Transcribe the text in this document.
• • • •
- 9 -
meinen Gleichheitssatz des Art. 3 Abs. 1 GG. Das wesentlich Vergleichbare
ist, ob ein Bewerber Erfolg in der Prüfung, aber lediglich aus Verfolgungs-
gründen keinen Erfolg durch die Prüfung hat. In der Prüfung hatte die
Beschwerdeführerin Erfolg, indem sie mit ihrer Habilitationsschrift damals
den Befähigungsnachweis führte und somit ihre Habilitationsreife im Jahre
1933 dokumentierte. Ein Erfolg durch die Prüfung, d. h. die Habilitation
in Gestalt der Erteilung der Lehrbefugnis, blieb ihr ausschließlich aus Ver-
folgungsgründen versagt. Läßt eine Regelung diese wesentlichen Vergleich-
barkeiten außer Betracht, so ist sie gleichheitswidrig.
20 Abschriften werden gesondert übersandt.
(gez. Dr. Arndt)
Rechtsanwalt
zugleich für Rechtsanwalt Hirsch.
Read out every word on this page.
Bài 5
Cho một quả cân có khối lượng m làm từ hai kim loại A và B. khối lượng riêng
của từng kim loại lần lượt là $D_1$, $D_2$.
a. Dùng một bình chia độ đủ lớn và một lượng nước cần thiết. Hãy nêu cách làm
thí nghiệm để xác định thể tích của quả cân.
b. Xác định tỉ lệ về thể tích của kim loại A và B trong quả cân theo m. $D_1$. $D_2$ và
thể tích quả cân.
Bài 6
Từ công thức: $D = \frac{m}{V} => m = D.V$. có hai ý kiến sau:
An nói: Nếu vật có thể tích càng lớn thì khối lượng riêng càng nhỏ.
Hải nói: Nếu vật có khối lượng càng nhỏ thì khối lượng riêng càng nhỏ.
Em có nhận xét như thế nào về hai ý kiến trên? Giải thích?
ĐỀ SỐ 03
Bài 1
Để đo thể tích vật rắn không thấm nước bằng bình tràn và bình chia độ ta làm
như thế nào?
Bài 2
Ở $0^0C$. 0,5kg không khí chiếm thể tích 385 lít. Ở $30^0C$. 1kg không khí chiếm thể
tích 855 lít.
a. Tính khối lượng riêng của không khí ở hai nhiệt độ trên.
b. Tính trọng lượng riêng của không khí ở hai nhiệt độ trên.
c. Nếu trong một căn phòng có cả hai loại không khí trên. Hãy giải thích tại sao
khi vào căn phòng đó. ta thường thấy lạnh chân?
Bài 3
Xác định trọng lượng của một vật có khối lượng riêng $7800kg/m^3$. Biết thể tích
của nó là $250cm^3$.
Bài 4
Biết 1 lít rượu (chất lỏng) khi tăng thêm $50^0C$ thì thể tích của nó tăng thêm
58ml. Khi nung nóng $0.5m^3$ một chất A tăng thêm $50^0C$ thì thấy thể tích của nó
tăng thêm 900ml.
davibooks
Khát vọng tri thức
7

####################

REQUIREMENTS
Using the exact wording, write out all of the records.

EXERCISE OUTPUT
Transcribe the text in this document.
• • • •
- 9 -
meinen Gleichheitssatz des Art. 3 Abs. 1 GG. Das wesentlich Vergleichbare
ist, ob ein Bewerber Erfolg in der Prüfung, aber lediglich aus Verfolgungs-
gründen keinen Erfolg durch die Prüfung hat. In der Prüfung hatte die
Beschwerdeführerin Erfolg, indem sie mit ihrer Habilitationsschrift damals
den Befähigungsnachweis führte und somit ihre Habilitationsreife im Jahre
1933 dokumentierte. Ein Erfolg durch die Prüfung, d. h. die Habilitation
in Gestalt der Erteilung der Lehrbefugnis, blieb ihr ausschließlich aus Ver-
folgungsgründen versagt. Läßt eine Regelung diese wesentlichen Vergleich-
barkeiten außer Betracht, so ist sie gleichheitswidrig.
20 Abschriften werden gesondert übersandt.
(gez. Dr. Arndt)
Rechtsanwalt
zugleich für Rechtsanwalt Hirsch.
Read out every word on this page.
Bài 5
Cho một quả cân có khối lượng m làm từ hai kim loại A và B. khối lượng riêng
của từng kim loại lần lượt là $D_1$, $D_2$.
a. Dùng một bình chia độ đủ lớn và một lượng nước cần thiết. Hãy nêu cách làm
thí nghiệm để xác định thể tích của quả cân.
b. Xác định tỉ lệ về thể tích của kim loại A và B trong quả cân theo m. $D_1$. $D_2$ và
thể tích quả cân.
Bài 6
Từ công thức: $D = \frac{m}{V} => m = D.V$. có hai ý kiến sau:
An nói: Nếu vật có thể tích càng lớn thì khối lượng riêng càng nhỏ.
Hải nói: Nếu vật có khối lượng càng nhỏ thì khối lượng riêng càng nhỏ.
Em có nhận xét như thế nào về hai ý kiến trên? Giải thích?
ĐỀ SỐ 03
Bài 1
Để đo thể tích vật rắn không thấm nước bằng bình tràn và bình chia độ ta làm
như thế nào?
Bài 2
Ở $0^0C$. 0,5kg không khí chiếm thể tích 385 lít. Ở $30^0C$. 1kg không khí chiếm thể
tích 855 lít.
a. Tính khối lượng riêng của không khí ở hai nhiệt độ trên.
b. Tính trọng lượng riêng của không khí ở hai nhiệt độ trên.
c. Nếu trong một căn phòng có cả hai loại không khí trên. Hãy giải thích tại sao
khi vào căn phòng đó. ta thường thấy lạnh chân?
Bài 3
Xác định trọng lượng của một vật có khối lượng riêng $7800kg/m^3$. Biết thể tích
của nó là $250cm^3$.
Bài 4
Biết 1 lít rượu (chất lỏng) khi tăng thêm $50^0C$ thì thể tích của nó tăng thêm
58ml. Khi nung nóng $0.5m^3$ một chất A tăng thêm $50^0C$ thì thấy thể tích của nó
tăng thêm 900ml.
davibooks
Khát vọng tri thức
7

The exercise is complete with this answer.